SET EXERCISE: Quote the records beneath, complete and exact. Leave out images.

DATASET ROWS:
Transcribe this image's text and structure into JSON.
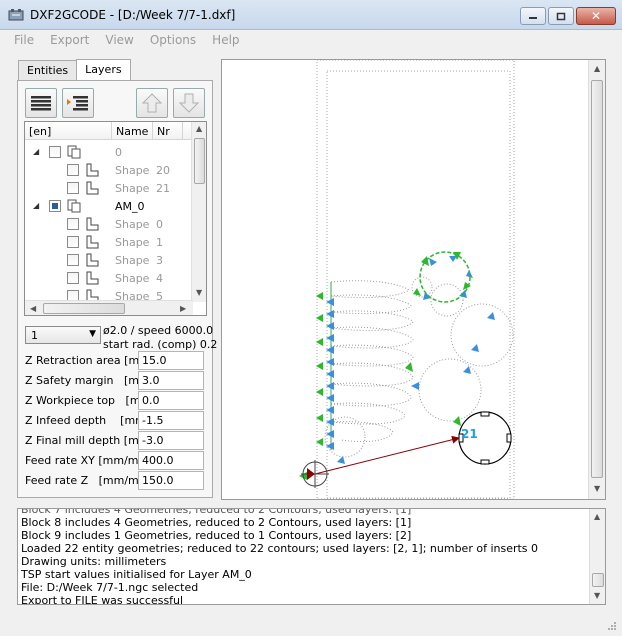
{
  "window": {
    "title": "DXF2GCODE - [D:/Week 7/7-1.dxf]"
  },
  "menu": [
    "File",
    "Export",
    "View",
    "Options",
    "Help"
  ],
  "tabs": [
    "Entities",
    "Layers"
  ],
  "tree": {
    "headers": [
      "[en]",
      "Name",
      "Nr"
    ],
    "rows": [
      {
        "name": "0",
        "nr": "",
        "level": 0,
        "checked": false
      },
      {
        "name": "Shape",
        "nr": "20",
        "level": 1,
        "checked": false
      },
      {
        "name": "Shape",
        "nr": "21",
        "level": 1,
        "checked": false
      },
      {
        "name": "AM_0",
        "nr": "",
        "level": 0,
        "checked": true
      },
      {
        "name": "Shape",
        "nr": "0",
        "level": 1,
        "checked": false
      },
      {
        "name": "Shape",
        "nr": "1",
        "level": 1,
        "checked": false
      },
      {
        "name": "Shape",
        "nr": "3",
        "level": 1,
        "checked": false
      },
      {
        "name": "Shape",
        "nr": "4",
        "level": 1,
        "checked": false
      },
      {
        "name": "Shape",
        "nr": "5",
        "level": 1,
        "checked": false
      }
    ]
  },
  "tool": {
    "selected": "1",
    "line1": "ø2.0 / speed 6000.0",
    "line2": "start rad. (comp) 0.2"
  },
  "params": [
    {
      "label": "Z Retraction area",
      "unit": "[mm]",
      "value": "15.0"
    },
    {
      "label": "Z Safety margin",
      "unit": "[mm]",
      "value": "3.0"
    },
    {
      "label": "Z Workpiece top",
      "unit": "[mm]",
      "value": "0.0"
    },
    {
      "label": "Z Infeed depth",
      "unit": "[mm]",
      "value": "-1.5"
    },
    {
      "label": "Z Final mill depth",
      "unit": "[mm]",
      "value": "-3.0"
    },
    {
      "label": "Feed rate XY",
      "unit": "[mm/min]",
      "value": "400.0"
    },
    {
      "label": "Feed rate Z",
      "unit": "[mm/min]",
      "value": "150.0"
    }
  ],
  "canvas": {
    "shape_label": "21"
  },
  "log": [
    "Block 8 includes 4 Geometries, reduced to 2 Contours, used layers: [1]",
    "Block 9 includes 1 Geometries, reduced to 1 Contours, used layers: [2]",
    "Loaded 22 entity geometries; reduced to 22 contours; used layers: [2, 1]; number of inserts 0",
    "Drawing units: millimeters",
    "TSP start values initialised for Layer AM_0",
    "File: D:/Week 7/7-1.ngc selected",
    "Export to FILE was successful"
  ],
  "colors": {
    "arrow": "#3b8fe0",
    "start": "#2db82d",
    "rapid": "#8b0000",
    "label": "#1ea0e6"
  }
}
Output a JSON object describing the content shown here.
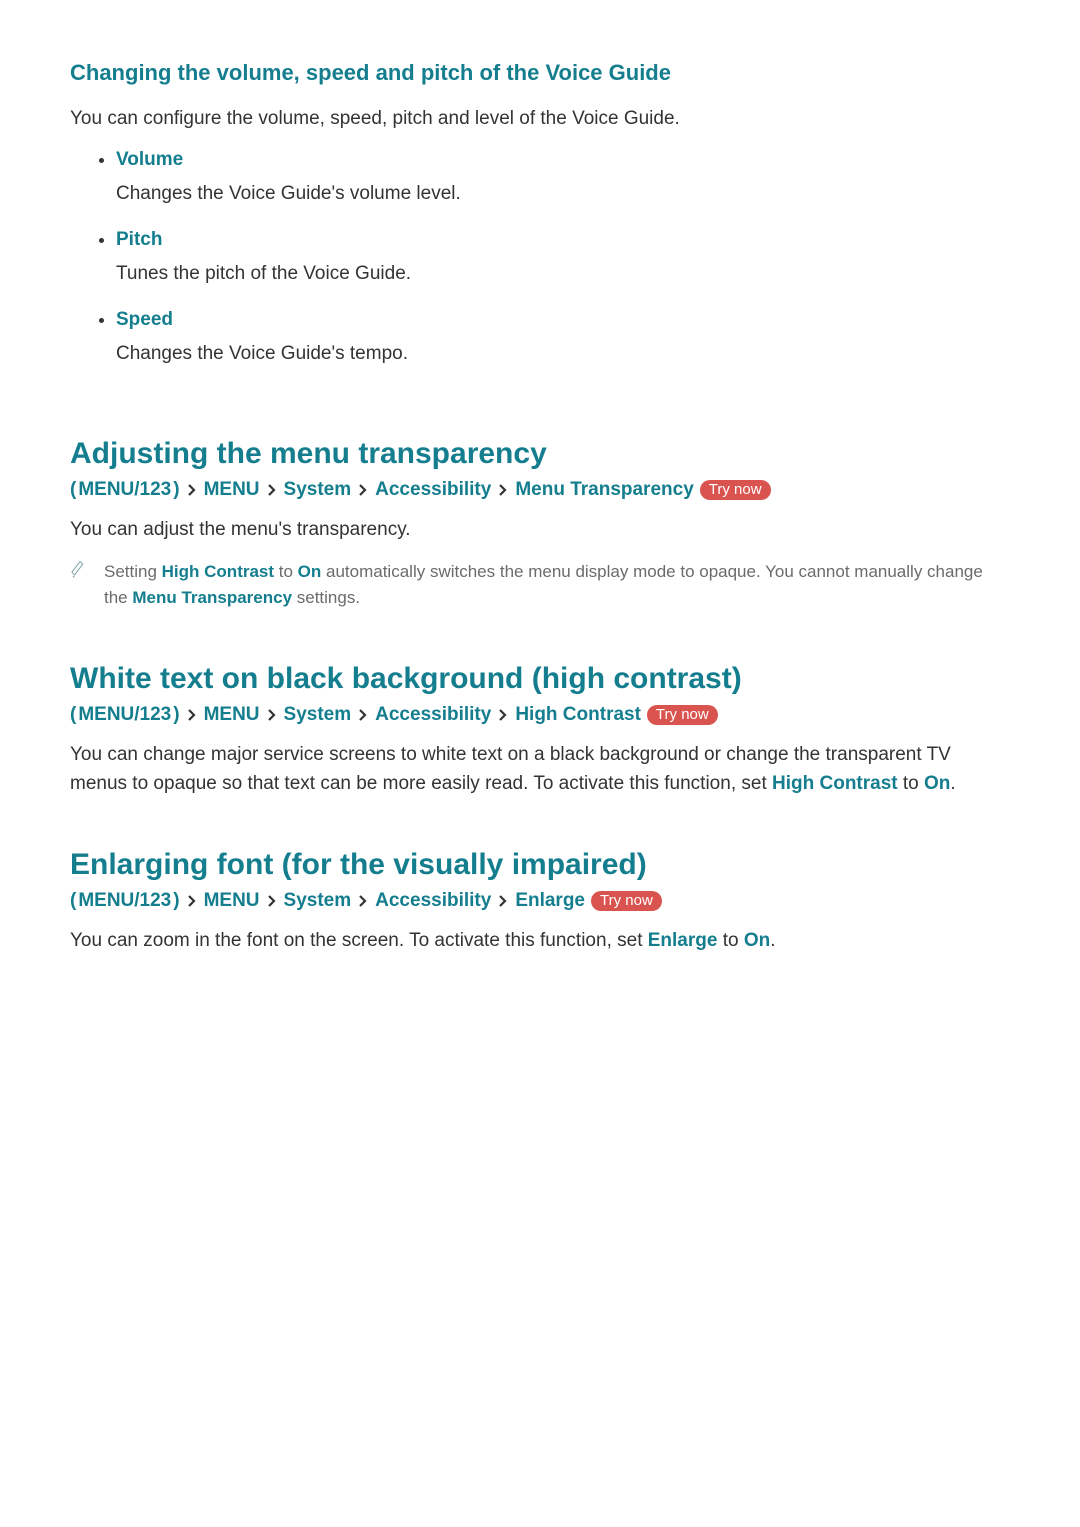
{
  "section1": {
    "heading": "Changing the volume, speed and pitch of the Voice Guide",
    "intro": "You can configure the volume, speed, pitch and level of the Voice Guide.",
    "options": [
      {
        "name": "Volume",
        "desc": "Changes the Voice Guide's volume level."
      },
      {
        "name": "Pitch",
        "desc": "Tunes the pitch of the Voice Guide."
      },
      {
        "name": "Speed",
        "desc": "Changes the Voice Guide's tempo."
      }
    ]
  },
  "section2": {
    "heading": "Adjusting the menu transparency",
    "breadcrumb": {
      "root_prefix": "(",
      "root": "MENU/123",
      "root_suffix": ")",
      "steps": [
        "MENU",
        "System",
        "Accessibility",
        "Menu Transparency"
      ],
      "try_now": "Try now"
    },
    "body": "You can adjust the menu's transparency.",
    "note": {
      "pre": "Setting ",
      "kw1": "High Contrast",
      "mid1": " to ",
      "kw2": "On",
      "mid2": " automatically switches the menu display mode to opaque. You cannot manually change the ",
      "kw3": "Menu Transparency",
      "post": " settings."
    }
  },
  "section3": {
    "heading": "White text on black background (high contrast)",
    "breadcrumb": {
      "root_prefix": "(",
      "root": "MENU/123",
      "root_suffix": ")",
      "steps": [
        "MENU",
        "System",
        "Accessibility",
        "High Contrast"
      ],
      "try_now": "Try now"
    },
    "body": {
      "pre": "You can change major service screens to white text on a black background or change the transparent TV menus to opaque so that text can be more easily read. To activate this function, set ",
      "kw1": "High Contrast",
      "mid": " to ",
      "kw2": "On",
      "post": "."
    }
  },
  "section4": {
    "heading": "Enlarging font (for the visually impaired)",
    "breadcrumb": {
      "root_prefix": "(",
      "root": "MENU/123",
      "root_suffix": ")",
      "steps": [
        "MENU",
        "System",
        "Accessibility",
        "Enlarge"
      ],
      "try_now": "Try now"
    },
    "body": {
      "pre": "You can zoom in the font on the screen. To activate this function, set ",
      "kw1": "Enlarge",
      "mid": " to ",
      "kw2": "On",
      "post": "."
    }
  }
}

FINISHED EXERCISE:
Transcribe this image's text and structure into JSON.
{
  "window": {
    "title": "DXF2GCODE - [D:/Week 7/7-1.dxf]"
  },
  "menu": [
    "File",
    "Export",
    "View",
    "Options",
    "Help"
  ],
  "tabs": [
    "Entities",
    "Layers"
  ],
  "tree": {
    "headers": [
      "[en]",
      "Name",
      "Nr"
    ],
    "rows": [
      {
        "name": "0",
        "nr": "",
        "level": 0,
        "checked": false
      },
      {
        "name": "Shape",
        "nr": "20",
        "level": 1,
        "checked": false
      },
      {
        "name": "Shape",
        "nr": "21",
        "level": 1,
        "checked": false
      },
      {
        "name": "AM_0",
        "nr": "",
        "level": 0,
        "checked": true
      },
      {
        "name": "Shape",
        "nr": "0",
        "level": 1,
        "checked": false
      },
      {
        "name": "Shape",
        "nr": "1",
        "level": 1,
        "checked": false
      },
      {
        "name": "Shape",
        "nr": "3",
        "level": 1,
        "checked": false
      },
      {
        "name": "Shape",
        "nr": "4",
        "level": 1,
        "checked": false
      },
      {
        "name": "Shape",
        "nr": "5",
        "level": 1,
        "checked": false
      }
    ]
  },
  "tool": {
    "selected": "1",
    "line1": "ø2.0 / speed 6000.0",
    "line2": "start rad. (comp) 0.2"
  },
  "params": [
    {
      "label": "Z Retraction area",
      "unit": "[mm]",
      "value": "15.0"
    },
    {
      "label": "Z Safety margin",
      "unit": "[mm]",
      "value": "3.0"
    },
    {
      "label": "Z Workpiece top",
      "unit": "[mm]",
      "value": "0.0"
    },
    {
      "label": "Z Infeed depth",
      "unit": "[mm]",
      "value": "-1.5"
    },
    {
      "label": "Z Final mill depth",
      "unit": "[mm]",
      "value": "-3.0"
    },
    {
      "label": "Feed rate XY",
      "unit": "[mm/min]",
      "value": "400.0"
    },
    {
      "label": "Feed rate Z",
      "unit": "[mm/min]",
      "value": "150.0"
    }
  ],
  "canvas": {
    "shape_label": "21"
  },
  "log": [
    "Block 8 includes 4 Geometries, reduced to 2 Contours, used layers: [1]",
    "Block 9 includes 1 Geometries, reduced to 1 Contours, used layers: [2]",
    "Loaded 22 entity geometries; reduced to 22 contours; used layers: [2, 1]; number of inserts 0",
    "Drawing units: millimeters",
    "TSP start values initialised for Layer AM_0",
    "File: D:/Week 7/7-1.ngc selected",
    "Export to FILE was successful"
  ],
  "colors": {
    "arrow": "#3b8fe0",
    "start": "#2db82d",
    "rapid": "#8b0000",
    "label": "#1ea0e6"
  }
}
Output a JSON object describing the content shown here.
{
  "section1": {
    "heading": "Changing the volume, speed and pitch of the Voice Guide",
    "intro": "You can configure the volume, speed, pitch and level of the Voice Guide.",
    "options": [
      {
        "name": "Volume",
        "desc": "Changes the Voice Guide's volume level."
      },
      {
        "name": "Pitch",
        "desc": "Tunes the pitch of the Voice Guide."
      },
      {
        "name": "Speed",
        "desc": "Changes the Voice Guide's tempo."
      }
    ]
  },
  "section2": {
    "heading": "Adjusting the menu transparency",
    "breadcrumb": {
      "root_prefix": "(",
      "root": "MENU/123",
      "root_suffix": ")",
      "steps": [
        "MENU",
        "System",
        "Accessibility",
        "Menu Transparency"
      ],
      "try_now": "Try now"
    },
    "body": "You can adjust the menu's transparency.",
    "note": {
      "pre": "Setting ",
      "kw1": "High Contrast",
      "mid1": " to ",
      "kw2": "On",
      "mid2": " automatically switches the menu display mode to opaque. You cannot manually change the ",
      "kw3": "Menu Transparency",
      "post": " settings."
    }
  },
  "section3": {
    "heading": "White text on black background (high contrast)",
    "breadcrumb": {
      "root_prefix": "(",
      "root": "MENU/123",
      "root_suffix": ")",
      "steps": [
        "MENU",
        "System",
        "Accessibility",
        "High Contrast"
      ],
      "try_now": "Try now"
    },
    "body": {
      "pre": "You can change major service screens to white text on a black background or change the transparent TV menus to opaque so that text can be more easily read. To activate this function, set ",
      "kw1": "High Contrast",
      "mid": " to ",
      "kw2": "On",
      "post": "."
    }
  },
  "section4": {
    "heading": "Enlarging font (for the visually impaired)",
    "breadcrumb": {
      "root_prefix": "(",
      "root": "MENU/123",
      "root_suffix": ")",
      "steps": [
        "MENU",
        "System",
        "Accessibility",
        "Enlarge"
      ],
      "try_now": "Try now"
    },
    "body": {
      "pre": "You can zoom in the font on the screen. To activate this function, set ",
      "kw1": "Enlarge",
      "mid": " to ",
      "kw2": "On",
      "post": "."
    }
  }
}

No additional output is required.